PyScopus: An example for author disambiguity

Sometimes Scopus would mix up people with similar names. I recently come up with a not that difficult method to clean author publication profiles, which needs some manual work.

If you can think of a better way, please do let me know!



In [3]:

    
import pyscopus
pyscopus.__version__









    Out[3]:





'1.0.1'



In [4]:

    
from pyscopus import Scopus
key = 'YOUR_OWN_APIKEY'
scopus = Scopus(key)

Wrapper functions for disambiguity



In [5]:

    
import requests, time
import pandas as pd
from bs4 import BeautifulSoup as Soup
BASE_URL = "https://api.elsevier.com/content/abstract/scopus_id/"



In [6]:

    
def _check_pub_validity(sid, author_id, author_affil_id_list, apikey):
    global BASE_URL
    r = requests.get(BASE_URL+sid, params={'apikey': apikey})
    soup = Soup(r.content, 'lxml')
    author_list = soup.find('authors').find_all('author')

====

▸ Requirements
Transcribe word for word the portion of the PyScopus author-disambiguation page that begins with the words "import requests, time" and ends with the words "soup = Soup(r.content, 'lxml')".

====

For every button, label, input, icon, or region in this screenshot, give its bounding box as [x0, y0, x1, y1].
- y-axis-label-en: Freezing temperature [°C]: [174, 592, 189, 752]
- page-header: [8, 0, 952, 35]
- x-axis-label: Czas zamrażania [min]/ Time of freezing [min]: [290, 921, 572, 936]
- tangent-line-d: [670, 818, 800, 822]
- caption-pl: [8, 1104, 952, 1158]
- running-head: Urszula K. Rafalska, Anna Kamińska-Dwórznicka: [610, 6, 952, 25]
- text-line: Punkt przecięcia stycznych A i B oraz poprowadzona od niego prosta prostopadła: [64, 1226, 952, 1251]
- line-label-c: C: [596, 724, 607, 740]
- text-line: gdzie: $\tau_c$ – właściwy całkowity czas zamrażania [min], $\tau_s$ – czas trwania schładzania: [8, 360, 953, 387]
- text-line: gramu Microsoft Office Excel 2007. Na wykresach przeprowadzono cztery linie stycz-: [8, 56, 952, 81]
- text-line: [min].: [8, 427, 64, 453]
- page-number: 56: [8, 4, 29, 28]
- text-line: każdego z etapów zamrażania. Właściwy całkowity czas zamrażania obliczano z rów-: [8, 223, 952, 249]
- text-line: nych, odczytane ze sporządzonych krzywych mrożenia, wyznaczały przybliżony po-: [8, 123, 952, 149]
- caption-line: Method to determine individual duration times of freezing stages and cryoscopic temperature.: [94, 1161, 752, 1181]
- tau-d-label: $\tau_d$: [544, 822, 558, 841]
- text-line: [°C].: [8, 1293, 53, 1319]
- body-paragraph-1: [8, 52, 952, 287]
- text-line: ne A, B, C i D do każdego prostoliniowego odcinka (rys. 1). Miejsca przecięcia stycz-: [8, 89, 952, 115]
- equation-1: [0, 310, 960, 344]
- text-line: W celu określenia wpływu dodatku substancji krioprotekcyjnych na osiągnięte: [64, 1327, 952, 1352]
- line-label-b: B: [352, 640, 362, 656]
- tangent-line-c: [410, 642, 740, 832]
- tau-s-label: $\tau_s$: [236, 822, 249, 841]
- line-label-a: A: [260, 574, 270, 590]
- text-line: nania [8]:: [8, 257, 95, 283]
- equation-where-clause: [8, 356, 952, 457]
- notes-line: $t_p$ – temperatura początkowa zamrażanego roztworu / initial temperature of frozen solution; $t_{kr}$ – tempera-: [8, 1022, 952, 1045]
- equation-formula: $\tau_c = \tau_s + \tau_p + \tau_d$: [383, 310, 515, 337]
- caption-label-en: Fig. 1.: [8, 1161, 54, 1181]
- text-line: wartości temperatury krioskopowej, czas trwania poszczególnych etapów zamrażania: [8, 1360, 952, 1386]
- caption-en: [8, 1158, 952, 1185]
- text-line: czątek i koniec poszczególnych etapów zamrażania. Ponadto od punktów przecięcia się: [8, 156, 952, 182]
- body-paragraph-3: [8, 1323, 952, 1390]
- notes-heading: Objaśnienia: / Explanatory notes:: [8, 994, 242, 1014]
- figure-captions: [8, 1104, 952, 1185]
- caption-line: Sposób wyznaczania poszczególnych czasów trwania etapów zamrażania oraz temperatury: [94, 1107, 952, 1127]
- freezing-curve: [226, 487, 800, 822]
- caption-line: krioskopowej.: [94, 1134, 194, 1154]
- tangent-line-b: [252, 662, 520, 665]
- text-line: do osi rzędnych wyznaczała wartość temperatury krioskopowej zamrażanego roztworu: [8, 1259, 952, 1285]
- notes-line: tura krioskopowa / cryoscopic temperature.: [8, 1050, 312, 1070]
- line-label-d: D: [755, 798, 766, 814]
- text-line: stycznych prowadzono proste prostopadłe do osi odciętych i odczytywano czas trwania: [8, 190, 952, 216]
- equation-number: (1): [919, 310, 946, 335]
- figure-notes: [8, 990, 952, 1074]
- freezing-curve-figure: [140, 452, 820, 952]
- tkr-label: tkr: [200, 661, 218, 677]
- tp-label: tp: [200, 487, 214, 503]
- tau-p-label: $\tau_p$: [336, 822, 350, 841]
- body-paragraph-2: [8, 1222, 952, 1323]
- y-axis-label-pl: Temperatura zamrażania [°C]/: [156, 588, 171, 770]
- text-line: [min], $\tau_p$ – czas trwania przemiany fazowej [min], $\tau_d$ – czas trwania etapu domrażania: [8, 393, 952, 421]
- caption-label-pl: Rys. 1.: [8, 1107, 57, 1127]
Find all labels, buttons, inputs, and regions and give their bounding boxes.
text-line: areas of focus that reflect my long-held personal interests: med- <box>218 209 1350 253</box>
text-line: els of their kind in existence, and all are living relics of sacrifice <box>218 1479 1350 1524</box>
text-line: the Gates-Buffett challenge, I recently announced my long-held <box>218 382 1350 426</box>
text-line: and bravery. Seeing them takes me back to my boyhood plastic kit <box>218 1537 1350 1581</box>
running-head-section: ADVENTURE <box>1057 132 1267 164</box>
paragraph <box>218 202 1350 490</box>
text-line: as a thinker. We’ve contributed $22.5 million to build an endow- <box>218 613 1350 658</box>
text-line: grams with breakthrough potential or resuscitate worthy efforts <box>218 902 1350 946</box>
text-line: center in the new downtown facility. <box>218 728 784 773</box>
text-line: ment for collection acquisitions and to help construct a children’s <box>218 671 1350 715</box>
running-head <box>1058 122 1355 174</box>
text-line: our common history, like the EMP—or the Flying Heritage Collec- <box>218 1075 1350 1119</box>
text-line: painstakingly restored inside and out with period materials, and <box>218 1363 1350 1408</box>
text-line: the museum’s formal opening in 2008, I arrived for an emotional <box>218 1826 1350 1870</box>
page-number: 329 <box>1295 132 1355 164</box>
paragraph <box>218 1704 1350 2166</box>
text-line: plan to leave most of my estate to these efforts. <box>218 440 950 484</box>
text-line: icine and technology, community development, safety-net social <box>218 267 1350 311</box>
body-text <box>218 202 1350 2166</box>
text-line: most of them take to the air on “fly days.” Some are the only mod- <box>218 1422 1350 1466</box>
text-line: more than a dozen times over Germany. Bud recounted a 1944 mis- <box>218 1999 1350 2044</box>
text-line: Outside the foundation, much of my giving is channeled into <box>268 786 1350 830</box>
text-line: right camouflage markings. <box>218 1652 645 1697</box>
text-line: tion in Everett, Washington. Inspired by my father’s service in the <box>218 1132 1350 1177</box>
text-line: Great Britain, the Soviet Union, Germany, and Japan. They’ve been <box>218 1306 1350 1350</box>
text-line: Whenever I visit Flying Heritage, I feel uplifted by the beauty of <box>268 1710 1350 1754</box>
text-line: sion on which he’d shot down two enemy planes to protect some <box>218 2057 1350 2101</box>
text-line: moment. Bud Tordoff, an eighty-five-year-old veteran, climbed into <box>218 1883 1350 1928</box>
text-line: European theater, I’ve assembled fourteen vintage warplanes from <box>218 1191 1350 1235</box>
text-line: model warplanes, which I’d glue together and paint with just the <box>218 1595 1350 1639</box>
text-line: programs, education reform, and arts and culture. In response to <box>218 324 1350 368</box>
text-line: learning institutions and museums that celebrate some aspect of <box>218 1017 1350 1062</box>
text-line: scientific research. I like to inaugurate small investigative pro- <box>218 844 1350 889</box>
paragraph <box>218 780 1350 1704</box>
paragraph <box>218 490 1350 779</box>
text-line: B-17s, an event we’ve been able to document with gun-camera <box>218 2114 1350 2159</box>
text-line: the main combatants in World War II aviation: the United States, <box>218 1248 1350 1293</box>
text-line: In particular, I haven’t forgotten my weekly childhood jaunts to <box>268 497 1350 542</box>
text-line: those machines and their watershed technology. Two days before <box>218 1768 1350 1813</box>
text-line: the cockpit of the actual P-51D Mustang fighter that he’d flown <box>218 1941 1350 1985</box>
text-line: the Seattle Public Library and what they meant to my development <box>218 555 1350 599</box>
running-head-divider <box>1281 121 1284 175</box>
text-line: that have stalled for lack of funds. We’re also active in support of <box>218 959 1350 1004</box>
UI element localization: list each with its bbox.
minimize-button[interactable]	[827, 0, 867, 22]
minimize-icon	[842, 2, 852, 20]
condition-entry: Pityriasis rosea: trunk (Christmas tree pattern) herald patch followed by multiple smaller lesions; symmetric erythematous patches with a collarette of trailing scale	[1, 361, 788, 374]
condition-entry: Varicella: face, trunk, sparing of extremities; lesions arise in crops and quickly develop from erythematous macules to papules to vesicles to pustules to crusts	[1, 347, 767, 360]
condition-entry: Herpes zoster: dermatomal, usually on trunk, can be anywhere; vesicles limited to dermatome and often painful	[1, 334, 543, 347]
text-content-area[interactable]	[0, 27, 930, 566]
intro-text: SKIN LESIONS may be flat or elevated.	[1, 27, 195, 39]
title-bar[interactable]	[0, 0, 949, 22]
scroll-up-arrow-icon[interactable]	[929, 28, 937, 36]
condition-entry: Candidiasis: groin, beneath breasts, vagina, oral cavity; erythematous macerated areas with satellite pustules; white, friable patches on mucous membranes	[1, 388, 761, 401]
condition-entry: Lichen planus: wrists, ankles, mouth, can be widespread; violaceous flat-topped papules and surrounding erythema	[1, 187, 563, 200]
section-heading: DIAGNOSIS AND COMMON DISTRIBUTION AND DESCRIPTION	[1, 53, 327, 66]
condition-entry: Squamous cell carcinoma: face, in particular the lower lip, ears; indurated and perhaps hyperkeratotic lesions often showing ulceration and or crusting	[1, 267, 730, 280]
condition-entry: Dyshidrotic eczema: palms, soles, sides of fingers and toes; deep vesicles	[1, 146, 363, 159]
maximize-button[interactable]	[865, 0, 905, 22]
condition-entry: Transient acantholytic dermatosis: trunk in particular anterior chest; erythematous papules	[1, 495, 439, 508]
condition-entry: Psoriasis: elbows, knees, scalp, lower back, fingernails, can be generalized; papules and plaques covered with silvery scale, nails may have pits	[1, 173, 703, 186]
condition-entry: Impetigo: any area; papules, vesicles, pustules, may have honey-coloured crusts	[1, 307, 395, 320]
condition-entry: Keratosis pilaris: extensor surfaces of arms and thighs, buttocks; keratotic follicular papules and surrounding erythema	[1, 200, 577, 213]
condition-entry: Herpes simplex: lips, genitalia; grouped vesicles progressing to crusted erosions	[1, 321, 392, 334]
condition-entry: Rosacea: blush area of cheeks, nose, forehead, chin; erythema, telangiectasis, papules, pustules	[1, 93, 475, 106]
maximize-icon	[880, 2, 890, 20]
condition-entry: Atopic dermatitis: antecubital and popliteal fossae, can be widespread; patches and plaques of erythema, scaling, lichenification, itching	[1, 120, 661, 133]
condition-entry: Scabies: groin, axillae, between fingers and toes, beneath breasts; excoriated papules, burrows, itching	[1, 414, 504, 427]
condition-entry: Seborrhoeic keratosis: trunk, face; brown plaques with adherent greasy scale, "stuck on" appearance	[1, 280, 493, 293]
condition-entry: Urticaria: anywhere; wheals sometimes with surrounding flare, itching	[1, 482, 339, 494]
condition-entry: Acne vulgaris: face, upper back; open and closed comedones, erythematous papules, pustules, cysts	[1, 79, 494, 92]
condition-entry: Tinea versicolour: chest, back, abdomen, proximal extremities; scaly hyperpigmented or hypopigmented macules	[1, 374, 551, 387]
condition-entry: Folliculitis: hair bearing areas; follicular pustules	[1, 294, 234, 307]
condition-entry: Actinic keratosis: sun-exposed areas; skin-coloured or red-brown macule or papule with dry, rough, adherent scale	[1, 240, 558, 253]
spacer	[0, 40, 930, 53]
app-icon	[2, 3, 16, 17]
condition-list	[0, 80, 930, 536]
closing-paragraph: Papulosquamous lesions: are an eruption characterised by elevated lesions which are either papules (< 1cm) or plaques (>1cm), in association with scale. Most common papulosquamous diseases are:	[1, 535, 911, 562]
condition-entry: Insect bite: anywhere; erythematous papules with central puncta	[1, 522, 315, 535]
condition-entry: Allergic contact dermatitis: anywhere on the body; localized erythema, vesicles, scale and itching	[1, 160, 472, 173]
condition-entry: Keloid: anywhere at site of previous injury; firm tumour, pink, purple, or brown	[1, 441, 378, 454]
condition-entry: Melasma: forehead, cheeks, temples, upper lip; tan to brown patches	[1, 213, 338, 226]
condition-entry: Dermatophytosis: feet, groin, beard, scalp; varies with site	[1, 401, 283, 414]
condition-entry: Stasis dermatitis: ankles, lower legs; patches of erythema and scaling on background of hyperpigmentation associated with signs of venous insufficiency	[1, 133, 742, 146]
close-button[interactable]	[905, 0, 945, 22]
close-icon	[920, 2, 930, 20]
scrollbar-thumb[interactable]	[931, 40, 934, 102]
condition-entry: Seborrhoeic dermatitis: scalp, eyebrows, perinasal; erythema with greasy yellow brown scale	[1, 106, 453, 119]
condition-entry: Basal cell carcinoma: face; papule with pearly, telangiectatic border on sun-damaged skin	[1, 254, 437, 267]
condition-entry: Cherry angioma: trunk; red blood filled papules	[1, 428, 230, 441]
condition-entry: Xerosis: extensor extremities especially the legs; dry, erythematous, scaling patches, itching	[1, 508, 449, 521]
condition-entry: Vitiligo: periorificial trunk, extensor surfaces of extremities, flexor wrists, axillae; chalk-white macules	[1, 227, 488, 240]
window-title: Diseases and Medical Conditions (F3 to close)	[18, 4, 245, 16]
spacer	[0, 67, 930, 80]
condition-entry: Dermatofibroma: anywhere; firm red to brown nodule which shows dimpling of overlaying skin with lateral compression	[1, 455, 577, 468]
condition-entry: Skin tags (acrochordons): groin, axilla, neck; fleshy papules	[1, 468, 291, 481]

====

▸ The output
import requests, time
import pandas as pd
from bs4 import BeautifulSoup as Soup
BASE_URL = "https://api.elsevier.com/content/abstract/scopus_id/"



In [6]:

    
def _check_pub_validity(sid, author_id, author_affil_id_list, apikey):
    global BASE_URL
    r = requests.get(BASE_URL+sid, params={'apikey': apikey})
    soup = Soup(r.content, 'lxml')